■ WHAT YOU WILL DO ■
Make an exact copy of all the entries below, with the pictures left out.

■ GIVEN RECORDS ■
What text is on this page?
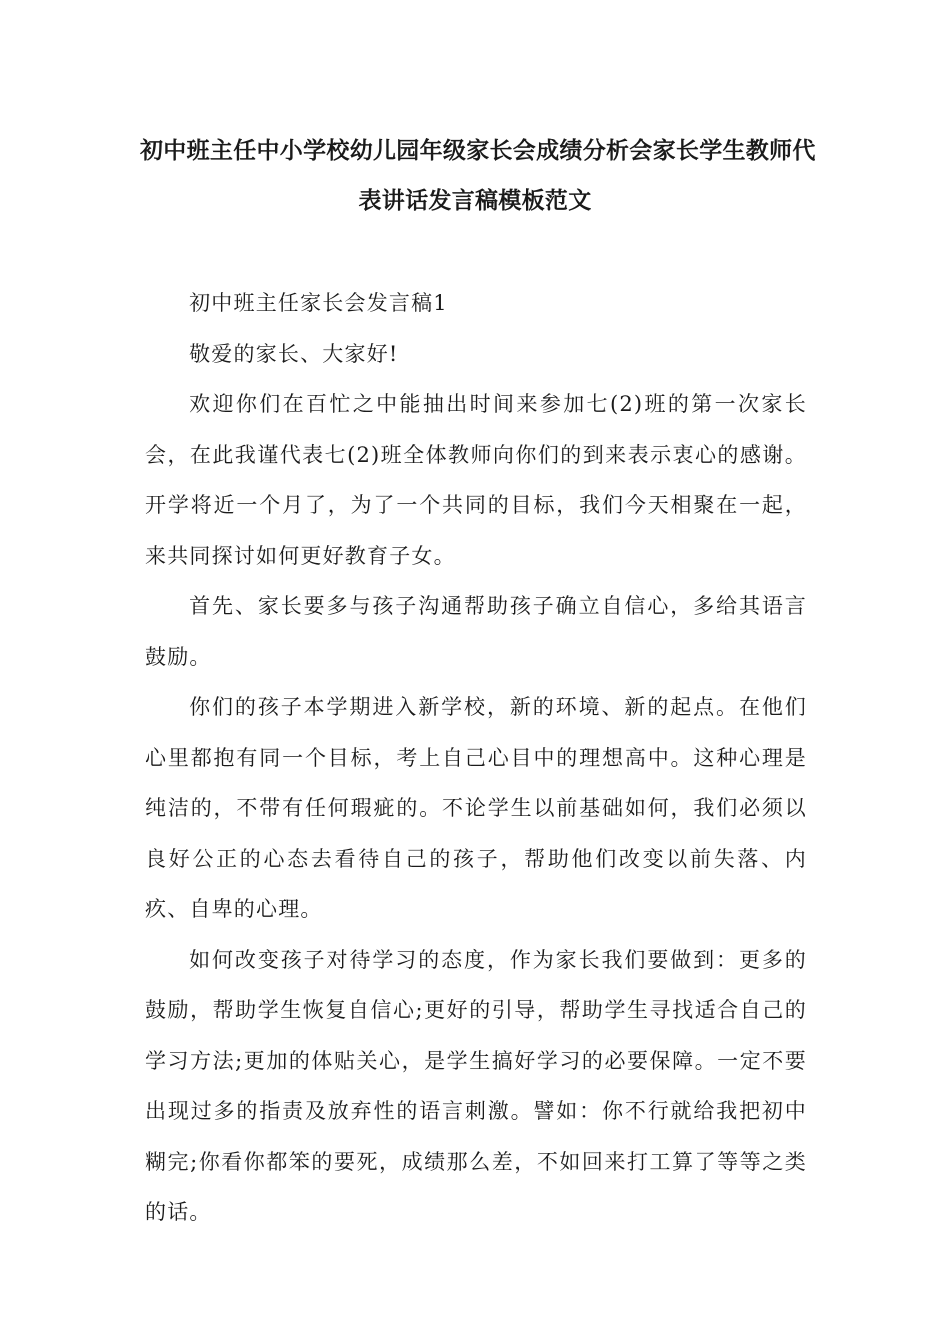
初中班主任中小学校幼儿园年级家长会成绩分析会家长学生教师代
表讲话发言稿模板范文

初中班主任家长会发言稿1

敬爱的家长、大家好!

欢迎你们在百忙之中能抽出时间来参加七(2)班的第一次家长会，在此我谨代表七(2)班全体教师向你们的到来表示衷心的感谢。开学将近一个月了，为了一个共同的目标，我们今天相聚在一起，来共同探讨如何更好教育子女。

首先、家长要多与孩子沟通帮助孩子确立自信心，多给其语言鼓励。

你们的孩子本学期进入新学校，新的环境、新的起点。在他们心里都抱有同一个目标，考上自己心目中的理想高中。这种心理是纯洁的，不带有任何瑕疵的。不论学生以前基础如何，我们必须以良好公正的心态去看待自己的孩子，帮助他们改变以前失落、内疚、自卑的心理。

如何改变孩子对待学习的态度，作为家长我们要做到：更多的鼓励，帮助学生恢复自信心;更好的引导，帮助学生寻找适合自己的学习方法;更加的体贴关心，是学生搞好学习的必要保障。一定不要出现过多的指责及放弃性的语言刺激。譬如：你不行就给我把初中糊完;你看你都笨的要死，成绩那么差，不如回来打工算了等等之类的话。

■ REPLY ■
What text is on this page?
初中班主任中小学校幼儿园年级家长会成绩分析会家长学生教师代
表讲话发言稿模板范文

初中班主任家长会发言稿1

敬爱的家长、大家好!

欢迎你们在百忙之中能抽出时间来参加七(2)班的第一次家长会，在此我谨代表七(2)班全体教师向你们的到来表示衷心的感谢。开学将近一个月了，为了一个共同的目标，我们今天相聚在一起，来共同探讨如何更好教育子女。

首先、家长要多与孩子沟通帮助孩子确立自信心，多给其语言鼓励。

你们的孩子本学期进入新学校，新的环境、新的起点。在他们心里都抱有同一个目标，考上自己心目中的理想高中。这种心理是纯洁的，不带有任何瑕疵的。不论学生以前基础如何，我们必须以良好公正的心态去看待自己的孩子，帮助他们改变以前失落、内疚、自卑的心理。

如何改变孩子对待学习的态度，作为家长我们要做到：更多的鼓励，帮助学生恢复自信心;更好的引导，帮助学生寻找适合自己的学习方法;更加的体贴关心，是学生搞好学习的必要保障。一定不要出现过多的指责及放弃性的语言刺激。譬如：你不行就给我把初中糊完;你看你都笨的要死，成绩那么差，不如回来打工算了等等之类的话。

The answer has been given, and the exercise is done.